Data items
══════════════════════════════

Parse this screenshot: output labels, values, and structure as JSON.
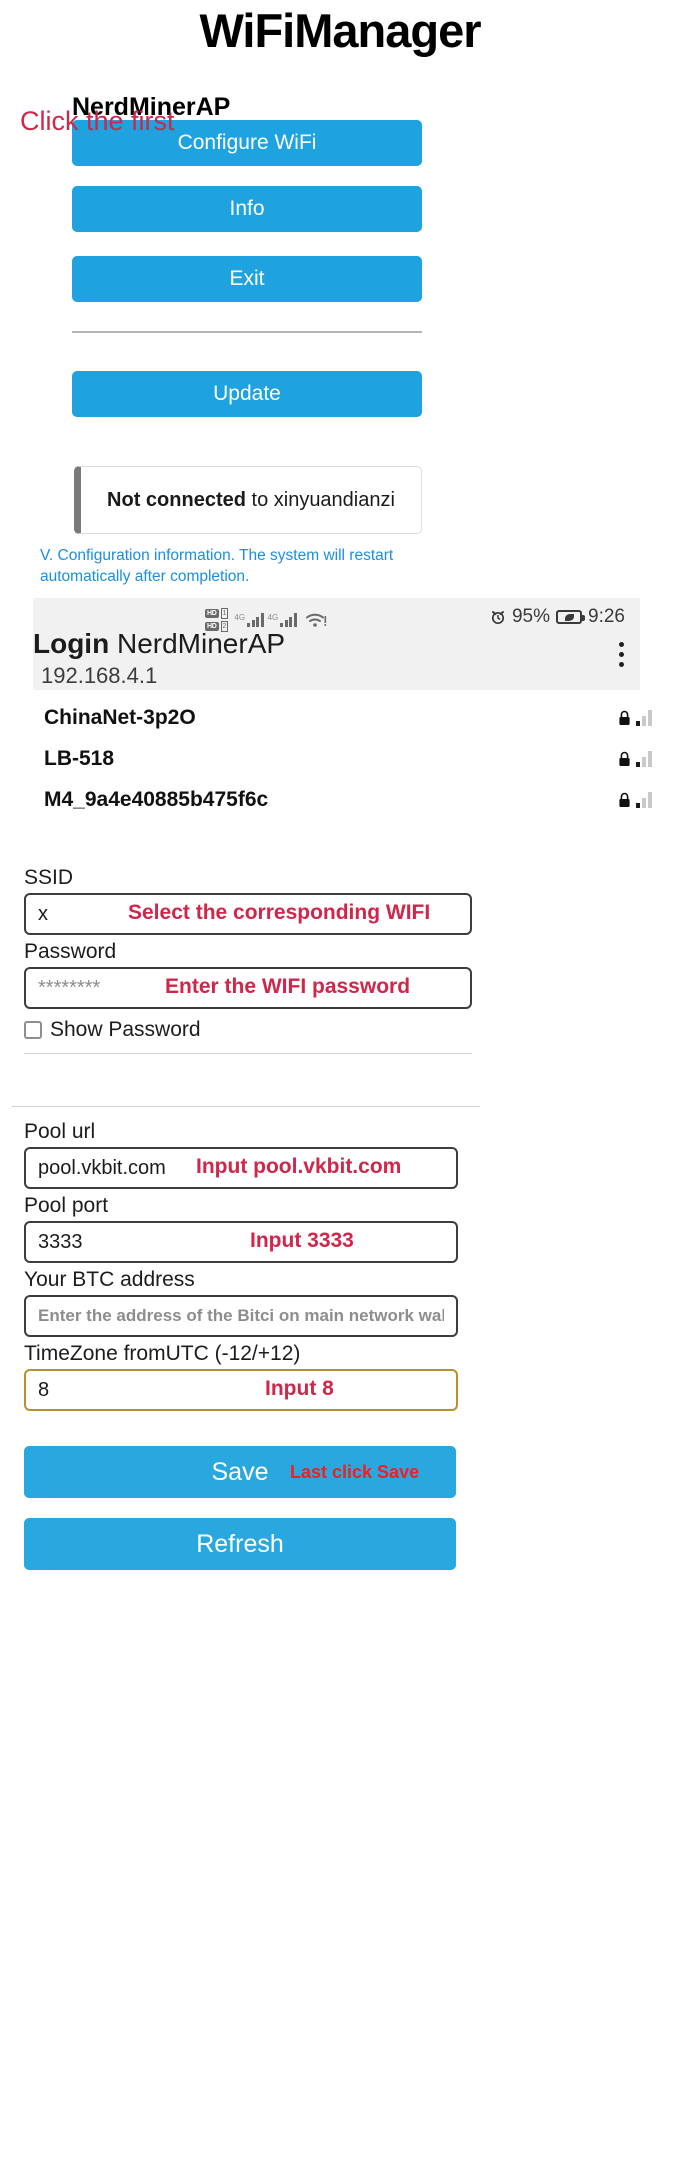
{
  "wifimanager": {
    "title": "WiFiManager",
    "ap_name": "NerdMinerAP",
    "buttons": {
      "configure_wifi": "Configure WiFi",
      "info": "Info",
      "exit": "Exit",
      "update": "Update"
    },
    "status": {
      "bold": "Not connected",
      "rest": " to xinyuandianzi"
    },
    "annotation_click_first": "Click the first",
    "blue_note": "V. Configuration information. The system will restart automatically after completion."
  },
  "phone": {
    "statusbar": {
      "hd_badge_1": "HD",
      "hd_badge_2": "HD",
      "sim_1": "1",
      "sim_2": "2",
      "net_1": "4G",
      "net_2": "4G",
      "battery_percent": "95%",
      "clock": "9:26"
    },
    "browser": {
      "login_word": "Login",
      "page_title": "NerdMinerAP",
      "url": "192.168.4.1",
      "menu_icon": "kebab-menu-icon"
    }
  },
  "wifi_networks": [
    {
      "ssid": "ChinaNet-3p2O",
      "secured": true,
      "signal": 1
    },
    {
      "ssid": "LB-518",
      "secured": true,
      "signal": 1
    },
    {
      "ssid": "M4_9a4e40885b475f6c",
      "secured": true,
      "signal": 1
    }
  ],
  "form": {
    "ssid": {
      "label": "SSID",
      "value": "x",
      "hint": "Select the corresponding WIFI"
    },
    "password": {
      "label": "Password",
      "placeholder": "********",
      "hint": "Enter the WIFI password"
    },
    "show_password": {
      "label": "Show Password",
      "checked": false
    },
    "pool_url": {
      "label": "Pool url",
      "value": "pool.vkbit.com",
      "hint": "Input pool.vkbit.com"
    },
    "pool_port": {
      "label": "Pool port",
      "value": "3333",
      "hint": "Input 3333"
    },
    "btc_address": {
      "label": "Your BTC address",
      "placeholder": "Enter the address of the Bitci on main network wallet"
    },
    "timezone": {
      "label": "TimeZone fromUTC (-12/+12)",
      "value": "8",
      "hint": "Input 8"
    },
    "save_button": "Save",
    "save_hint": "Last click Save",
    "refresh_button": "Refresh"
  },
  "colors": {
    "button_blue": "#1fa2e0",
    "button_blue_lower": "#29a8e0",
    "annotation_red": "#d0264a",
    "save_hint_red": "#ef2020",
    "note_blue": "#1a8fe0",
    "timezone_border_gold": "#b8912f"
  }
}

══════════════════════════════

Written request >> Quote every entry exactly, with the pictures omitted.

Correct result >>
Parse this screenshot: output labels, values, and structure as JSON.
{
  "wifimanager": {
    "title": "WiFiManager",
    "ap_name": "NerdMinerAP",
    "buttons": {
      "configure_wifi": "Configure WiFi",
      "info": "Info",
      "exit": "Exit",
      "update": "Update"
    },
    "status": {
      "bold": "Not connected",
      "rest": " to xinyuandianzi"
    },
    "annotation_click_first": "Click the first",
    "blue_note": "V. Configuration information. The system will restart automatically after completion."
  },
  "phone": {
    "statusbar": {
      "hd_badge_1": "HD",
      "hd_badge_2": "HD",
      "sim_1": "1",
      "sim_2": "2",
      "net_1": "4G",
      "net_2": "4G",
      "battery_percent": "95%",
      "clock": "9:26"
    },
    "browser": {
      "login_word": "Login",
      "page_title": "NerdMinerAP",
      "url": "192.168.4.1",
      "menu_icon": "kebab-menu-icon"
    }
  },
  "wifi_networks": [
    {
      "ssid": "ChinaNet-3p2O",
      "secured": true,
      "signal": 1
    },
    {
      "ssid": "LB-518",
      "secured": true,
      "signal": 1
    },
    {
      "ssid": "M4_9a4e40885b475f6c",
      "secured": true,
      "signal": 1
    }
  ],
  "form": {
    "ssid": {
      "label": "SSID",
      "value": "x",
      "hint": "Select the corresponding WIFI"
    },
    "password": {
      "label": "Password",
      "placeholder": "********",
      "hint": "Enter the WIFI password"
    },
    "show_password": {
      "label": "Show Password",
      "checked": false
    },
    "pool_url": {
      "label": "Pool url",
      "value": "pool.vkbit.com",
      "hint": "Input pool.vkbit.com"
    },
    "pool_port": {
      "label": "Pool port",
      "value": "3333",
      "hint": "Input 3333"
    },
    "btc_address": {
      "label": "Your BTC address",
      "placeholder": "Enter the address of the Bitci on main network wallet"
    },
    "timezone": {
      "label": "TimeZone fromUTC (-12/+12)",
      "value": "8",
      "hint": "Input 8"
    },
    "save_button": "Save",
    "save_hint": "Last click Save",
    "refresh_button": "Refresh"
  },
  "colors": {
    "button_blue": "#1fa2e0",
    "button_blue_lower": "#29a8e0",
    "annotation_red": "#d0264a",
    "save_hint_red": "#ef2020",
    "note_blue": "#1a8fe0",
    "timezone_border_gold": "#b8912f"
  }
}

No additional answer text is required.